• Prompt:
Reproduce the lines word for word, beginning with the first line of the records and going on through the line that contains "reply-more-icon[interactable]: ••• xyxy=(14,630,49,651)", with both ends included.

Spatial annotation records
* * *

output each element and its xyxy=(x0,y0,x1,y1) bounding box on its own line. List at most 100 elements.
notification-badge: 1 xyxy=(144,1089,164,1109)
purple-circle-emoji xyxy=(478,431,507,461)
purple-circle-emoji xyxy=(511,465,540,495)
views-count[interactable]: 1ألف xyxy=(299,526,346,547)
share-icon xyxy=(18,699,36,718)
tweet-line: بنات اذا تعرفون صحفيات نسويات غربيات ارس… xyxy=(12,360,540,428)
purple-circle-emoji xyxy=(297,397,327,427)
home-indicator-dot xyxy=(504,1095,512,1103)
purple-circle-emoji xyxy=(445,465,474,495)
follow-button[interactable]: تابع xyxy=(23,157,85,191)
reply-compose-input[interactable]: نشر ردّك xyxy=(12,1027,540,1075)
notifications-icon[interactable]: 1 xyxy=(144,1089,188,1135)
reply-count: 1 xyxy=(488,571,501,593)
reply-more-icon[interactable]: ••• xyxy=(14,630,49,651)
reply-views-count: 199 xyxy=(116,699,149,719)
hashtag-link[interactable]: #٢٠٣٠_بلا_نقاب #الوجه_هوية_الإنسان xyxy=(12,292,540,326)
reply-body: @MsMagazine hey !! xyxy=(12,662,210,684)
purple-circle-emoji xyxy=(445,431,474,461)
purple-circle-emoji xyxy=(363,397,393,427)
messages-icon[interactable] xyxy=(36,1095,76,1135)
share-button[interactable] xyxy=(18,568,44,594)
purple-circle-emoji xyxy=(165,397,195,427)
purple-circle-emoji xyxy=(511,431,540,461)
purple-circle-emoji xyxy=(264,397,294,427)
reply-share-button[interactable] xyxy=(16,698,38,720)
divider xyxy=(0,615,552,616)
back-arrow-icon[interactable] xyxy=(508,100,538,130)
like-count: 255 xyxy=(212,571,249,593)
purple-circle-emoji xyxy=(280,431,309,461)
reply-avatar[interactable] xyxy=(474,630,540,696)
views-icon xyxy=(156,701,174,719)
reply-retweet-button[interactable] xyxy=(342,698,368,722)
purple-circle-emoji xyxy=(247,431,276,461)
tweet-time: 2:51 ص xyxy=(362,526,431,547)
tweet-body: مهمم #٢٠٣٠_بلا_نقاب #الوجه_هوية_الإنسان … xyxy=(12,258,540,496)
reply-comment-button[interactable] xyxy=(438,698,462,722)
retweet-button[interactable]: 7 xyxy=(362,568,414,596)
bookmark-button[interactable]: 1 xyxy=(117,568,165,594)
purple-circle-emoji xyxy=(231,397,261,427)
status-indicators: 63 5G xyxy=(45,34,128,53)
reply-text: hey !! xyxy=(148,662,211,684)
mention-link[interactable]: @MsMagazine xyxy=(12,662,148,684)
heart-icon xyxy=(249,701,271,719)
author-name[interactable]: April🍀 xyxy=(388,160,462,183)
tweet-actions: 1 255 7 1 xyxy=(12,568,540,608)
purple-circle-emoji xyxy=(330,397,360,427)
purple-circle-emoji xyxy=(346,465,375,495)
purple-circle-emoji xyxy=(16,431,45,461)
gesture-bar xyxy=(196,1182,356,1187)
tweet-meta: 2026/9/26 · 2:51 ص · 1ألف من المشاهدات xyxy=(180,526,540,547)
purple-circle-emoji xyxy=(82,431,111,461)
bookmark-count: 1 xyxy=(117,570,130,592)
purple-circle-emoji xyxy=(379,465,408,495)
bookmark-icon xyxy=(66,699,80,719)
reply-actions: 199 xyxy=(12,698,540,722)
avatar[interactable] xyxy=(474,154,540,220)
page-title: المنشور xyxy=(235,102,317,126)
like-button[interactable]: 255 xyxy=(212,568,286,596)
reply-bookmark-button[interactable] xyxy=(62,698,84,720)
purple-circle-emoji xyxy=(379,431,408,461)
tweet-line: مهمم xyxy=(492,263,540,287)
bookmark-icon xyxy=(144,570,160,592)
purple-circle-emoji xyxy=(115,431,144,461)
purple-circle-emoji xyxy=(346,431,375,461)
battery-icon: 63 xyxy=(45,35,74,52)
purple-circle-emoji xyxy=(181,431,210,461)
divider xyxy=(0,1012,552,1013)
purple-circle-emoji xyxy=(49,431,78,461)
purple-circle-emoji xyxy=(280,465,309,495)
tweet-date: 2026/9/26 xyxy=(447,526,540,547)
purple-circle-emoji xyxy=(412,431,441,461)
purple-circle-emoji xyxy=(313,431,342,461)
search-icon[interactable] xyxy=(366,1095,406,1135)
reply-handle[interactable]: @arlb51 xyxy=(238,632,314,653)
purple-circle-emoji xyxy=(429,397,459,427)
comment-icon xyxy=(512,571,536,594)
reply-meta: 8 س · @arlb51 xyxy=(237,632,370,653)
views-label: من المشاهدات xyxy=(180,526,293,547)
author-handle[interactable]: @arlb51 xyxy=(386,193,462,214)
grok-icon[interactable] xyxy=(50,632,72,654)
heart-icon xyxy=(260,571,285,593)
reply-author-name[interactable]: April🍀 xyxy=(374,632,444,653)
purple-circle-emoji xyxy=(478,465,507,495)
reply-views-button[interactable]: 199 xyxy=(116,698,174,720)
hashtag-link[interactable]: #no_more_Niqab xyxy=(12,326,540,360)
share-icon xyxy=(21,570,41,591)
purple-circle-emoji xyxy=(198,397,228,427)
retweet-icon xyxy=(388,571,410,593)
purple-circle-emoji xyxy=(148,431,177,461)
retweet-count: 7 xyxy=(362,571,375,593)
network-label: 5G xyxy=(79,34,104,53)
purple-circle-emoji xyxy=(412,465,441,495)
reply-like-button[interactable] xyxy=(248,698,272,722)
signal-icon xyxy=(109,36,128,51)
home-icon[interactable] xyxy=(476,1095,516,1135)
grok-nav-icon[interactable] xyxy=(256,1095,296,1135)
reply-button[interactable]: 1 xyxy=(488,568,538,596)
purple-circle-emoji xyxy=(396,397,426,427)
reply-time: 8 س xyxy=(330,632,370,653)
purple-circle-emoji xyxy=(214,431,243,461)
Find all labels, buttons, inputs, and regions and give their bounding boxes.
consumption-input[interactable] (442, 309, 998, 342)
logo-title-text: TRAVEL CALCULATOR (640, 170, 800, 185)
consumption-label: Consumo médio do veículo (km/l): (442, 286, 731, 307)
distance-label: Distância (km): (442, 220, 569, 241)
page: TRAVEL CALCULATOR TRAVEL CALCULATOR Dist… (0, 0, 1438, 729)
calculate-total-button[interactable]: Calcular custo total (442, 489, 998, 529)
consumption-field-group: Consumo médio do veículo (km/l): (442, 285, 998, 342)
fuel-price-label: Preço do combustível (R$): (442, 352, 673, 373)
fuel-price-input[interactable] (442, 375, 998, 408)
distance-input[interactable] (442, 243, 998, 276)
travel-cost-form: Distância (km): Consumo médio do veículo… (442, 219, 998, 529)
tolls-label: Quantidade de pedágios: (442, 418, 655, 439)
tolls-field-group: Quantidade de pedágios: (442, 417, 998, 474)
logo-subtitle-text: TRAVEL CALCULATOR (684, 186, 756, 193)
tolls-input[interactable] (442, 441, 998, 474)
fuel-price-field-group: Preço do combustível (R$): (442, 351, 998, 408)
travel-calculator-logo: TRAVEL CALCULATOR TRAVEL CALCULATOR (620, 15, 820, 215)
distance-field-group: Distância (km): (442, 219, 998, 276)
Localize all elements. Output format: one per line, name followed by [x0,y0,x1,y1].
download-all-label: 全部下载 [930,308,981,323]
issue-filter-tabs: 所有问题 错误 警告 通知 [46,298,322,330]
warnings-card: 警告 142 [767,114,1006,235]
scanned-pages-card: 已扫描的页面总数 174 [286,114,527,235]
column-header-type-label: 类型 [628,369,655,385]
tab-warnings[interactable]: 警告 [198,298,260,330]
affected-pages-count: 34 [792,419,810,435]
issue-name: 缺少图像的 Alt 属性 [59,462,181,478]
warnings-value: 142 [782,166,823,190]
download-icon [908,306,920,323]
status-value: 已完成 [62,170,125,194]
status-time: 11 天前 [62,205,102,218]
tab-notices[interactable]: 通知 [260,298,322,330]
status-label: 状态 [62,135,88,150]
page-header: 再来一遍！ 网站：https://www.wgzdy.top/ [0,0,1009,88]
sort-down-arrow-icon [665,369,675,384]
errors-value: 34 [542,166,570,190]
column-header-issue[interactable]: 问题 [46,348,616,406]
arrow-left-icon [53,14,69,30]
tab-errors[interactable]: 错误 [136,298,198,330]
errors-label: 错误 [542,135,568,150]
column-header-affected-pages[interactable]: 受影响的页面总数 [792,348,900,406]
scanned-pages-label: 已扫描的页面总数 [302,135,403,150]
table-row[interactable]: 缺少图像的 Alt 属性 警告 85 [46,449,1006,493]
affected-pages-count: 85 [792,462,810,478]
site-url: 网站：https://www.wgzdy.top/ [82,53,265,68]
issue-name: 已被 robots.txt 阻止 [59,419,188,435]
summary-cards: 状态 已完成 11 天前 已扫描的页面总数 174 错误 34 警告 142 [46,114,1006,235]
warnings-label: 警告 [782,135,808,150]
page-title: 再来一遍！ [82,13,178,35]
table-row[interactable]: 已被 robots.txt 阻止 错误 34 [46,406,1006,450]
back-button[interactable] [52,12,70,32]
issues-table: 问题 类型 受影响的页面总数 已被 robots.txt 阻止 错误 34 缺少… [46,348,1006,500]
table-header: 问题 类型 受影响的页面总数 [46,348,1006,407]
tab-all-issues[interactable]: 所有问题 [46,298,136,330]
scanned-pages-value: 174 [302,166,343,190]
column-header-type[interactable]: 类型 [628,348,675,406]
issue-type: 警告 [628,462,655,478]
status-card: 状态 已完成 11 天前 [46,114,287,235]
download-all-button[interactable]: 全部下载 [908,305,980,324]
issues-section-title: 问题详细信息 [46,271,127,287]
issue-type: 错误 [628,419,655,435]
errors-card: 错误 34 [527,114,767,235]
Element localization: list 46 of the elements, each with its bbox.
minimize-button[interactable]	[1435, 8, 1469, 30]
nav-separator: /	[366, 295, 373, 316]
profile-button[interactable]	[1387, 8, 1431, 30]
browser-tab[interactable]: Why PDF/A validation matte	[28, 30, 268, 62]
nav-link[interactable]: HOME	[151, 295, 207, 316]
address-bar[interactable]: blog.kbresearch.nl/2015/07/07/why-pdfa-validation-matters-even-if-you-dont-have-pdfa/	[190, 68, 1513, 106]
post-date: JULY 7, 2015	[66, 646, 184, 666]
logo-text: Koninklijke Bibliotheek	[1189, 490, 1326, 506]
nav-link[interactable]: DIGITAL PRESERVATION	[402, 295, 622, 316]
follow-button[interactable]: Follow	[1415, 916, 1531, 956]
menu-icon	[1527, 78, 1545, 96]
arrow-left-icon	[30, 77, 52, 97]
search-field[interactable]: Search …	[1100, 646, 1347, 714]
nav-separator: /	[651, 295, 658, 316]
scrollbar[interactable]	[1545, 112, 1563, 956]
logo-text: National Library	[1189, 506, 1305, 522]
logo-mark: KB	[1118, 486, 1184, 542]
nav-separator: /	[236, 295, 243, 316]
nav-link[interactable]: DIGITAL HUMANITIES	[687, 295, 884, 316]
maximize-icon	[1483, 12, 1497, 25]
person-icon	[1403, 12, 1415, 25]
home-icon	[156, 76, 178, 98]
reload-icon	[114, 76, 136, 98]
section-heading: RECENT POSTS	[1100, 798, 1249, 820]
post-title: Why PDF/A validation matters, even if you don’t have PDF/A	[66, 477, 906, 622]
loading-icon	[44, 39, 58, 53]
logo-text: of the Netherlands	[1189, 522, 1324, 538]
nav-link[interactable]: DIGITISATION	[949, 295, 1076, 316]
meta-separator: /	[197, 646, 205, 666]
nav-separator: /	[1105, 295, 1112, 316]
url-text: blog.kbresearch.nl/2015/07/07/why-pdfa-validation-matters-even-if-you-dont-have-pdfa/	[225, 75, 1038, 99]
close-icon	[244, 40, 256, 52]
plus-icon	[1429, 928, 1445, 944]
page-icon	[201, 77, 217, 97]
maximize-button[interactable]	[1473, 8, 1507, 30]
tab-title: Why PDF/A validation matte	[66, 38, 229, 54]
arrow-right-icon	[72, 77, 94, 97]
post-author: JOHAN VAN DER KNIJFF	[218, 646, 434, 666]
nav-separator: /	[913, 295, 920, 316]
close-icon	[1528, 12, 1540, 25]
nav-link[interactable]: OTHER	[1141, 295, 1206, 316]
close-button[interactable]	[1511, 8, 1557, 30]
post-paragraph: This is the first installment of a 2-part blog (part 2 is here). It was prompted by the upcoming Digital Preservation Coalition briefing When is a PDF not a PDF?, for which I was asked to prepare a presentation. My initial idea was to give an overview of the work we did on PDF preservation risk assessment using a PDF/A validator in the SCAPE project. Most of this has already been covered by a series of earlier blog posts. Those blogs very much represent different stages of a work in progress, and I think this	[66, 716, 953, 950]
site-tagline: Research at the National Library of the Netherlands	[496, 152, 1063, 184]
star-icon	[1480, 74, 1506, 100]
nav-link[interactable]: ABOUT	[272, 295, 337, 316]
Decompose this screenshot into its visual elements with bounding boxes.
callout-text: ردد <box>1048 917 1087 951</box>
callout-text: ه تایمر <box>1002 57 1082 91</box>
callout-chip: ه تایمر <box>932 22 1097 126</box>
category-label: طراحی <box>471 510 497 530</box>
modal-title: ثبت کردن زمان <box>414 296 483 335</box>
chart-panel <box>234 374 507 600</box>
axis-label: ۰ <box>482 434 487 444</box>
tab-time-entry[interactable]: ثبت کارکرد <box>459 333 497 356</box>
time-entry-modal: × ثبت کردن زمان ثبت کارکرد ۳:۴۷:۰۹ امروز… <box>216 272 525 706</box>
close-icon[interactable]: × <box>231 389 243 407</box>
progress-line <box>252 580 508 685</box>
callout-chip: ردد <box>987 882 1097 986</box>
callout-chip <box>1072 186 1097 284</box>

* * *

• Final result:
output each element and its xyxy=(x0,y0,x1,y1) bounding box on its own line. List at most 100 elements.
notification-badge: 1 xyxy=(144,1089,164,1109)
purple-circle-emoji xyxy=(478,431,507,461)
purple-circle-emoji xyxy=(511,465,540,495)
views-count[interactable]: 1ألف xyxy=(299,526,346,547)
share-icon xyxy=(18,699,36,718)
tweet-line: بنات اذا تعرفون صحفيات نسويات غربيات ارس… xyxy=(12,360,540,428)
purple-circle-emoji xyxy=(297,397,327,427)
home-indicator-dot xyxy=(504,1095,512,1103)
purple-circle-emoji xyxy=(445,465,474,495)
follow-button[interactable]: تابع xyxy=(23,157,85,191)
reply-compose-input[interactable]: نشر ردّك xyxy=(12,1027,540,1075)
notifications-icon[interactable]: 1 xyxy=(144,1089,188,1135)
reply-count: 1 xyxy=(488,571,501,593)
reply-more-icon[interactable]: ••• xyxy=(14,630,49,651)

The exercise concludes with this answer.